Some records
━━━━━━━━━━━━━━━━━━━━━━━━━━━━━━
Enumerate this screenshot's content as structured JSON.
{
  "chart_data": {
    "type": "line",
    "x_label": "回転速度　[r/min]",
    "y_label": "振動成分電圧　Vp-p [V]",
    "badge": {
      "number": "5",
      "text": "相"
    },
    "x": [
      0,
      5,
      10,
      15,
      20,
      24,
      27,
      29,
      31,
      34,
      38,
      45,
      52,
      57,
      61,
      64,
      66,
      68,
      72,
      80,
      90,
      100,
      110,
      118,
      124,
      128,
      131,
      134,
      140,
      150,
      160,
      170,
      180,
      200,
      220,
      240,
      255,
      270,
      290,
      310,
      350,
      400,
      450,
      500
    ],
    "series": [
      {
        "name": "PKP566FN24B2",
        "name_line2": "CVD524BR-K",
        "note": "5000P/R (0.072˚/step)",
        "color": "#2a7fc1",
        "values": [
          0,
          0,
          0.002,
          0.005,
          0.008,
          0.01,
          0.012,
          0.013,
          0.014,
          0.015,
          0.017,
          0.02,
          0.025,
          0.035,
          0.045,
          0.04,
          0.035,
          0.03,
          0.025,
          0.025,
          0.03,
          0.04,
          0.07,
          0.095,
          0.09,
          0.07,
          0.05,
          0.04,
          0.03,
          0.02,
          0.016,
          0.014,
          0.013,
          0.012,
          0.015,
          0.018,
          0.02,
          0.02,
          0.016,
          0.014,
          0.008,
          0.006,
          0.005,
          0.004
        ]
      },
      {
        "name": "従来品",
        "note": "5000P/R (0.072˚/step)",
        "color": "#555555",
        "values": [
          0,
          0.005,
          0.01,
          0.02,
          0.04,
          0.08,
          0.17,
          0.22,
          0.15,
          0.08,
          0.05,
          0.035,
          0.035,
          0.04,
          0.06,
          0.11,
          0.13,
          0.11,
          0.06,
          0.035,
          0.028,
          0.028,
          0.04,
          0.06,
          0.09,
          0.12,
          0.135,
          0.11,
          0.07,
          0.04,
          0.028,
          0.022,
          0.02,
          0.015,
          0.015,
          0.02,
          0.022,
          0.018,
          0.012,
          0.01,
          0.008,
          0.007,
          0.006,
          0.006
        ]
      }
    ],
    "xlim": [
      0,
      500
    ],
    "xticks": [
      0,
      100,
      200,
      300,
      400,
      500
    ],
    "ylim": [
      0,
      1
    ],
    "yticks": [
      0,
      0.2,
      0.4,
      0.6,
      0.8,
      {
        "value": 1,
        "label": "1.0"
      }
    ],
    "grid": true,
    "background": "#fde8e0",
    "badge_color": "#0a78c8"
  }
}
━━━━━━━━━━━━━━━━━━━━━━━━━━━━━━
Word for word, restate all of the data shown above.

The result:
Enumerate this screenshot's content as structured JSON.
{
  "chart_data": {
    "type": "line",
    "x_label": "回転速度　[r/min]",
    "y_label": "振動成分電圧　Vp-p [V]",
    "badge": {
      "number": "5",
      "text": "相"
    },
    "x": [
      0,
      5,
      10,
      15,
      20,
      24,
      27,
      29,
      31,
      34,
      38,
      45,
      52,
      57,
      61,
      64,
      66,
      68,
      72,
      80,
      90,
      100,
      110,
      118,
      124,
      128,
      131,
      134,
      140,
      150,
      160,
      170,
      180,
      200,
      220,
      240,
      255,
      270,
      290,
      310,
      350,
      400,
      450,
      500
    ],
    "series": [
      {
        "name": "PKP566FN24B2",
        "name_line2": "CVD524BR-K",
        "note": "5000P/R (0.072˚/step)",
        "color": "#2a7fc1",
        "values": [
          0,
          0,
          0.002,
          0.005,
          0.008,
          0.01,
          0.012,
          0.013,
          0.014,
          0.015,
          0.017,
          0.02,
          0.025,
          0.035,
          0.045,
          0.04,
          0.035,
          0.03,
          0.025,
          0.025,
          0.03,
          0.04,
          0.07,
          0.095,
          0.09,
          0.07,
          0.05,
          0.04,
          0.03,
          0.02,
          0.016,
          0.014,
          0.013,
          0.012,
          0.015,
          0.018,
          0.02,
          0.02,
          0.016,
          0.014,
          0.008,
          0.006,
          0.005,
          0.004
        ]
      },
      {
        "name": "従来品",
        "note": "5000P/R (0.072˚/step)",
        "color": "#555555",
        "values": [
          0,
          0.005,
          0.01,
          0.02,
          0.04,
          0.08,
          0.17,
          0.22,
          0.15,
          0.08,
          0.05,
          0.035,
          0.035,
          0.04,
          0.06,
          0.11,
          0.13,
          0.11,
          0.06,
          0.035,
          0.028,
          0.028,
          0.04,
          0.06,
          0.09,
          0.12,
          0.135,
          0.11,
          0.07,
          0.04,
          0.028,
          0.022,
          0.02,
          0.015,
          0.015,
          0.02,
          0.022,
          0.018,
          0.012,
          0.01,
          0.008,
          0.007,
          0.006,
          0.006
        ]
      }
    ],
    "xlim": [
      0,
      500
    ],
    "xticks": [
      0,
      100,
      200,
      300,
      400,
      500
    ],
    "ylim": [
      0,
      1
    ],
    "yticks": [
      0,
      0.2,
      0.4,
      0.6,
      0.8,
      {
        "value": 1,
        "label": "1.0"
      }
    ],
    "grid": true,
    "background": "#fde8e0",
    "badge_color": "#0a78c8"
  }
}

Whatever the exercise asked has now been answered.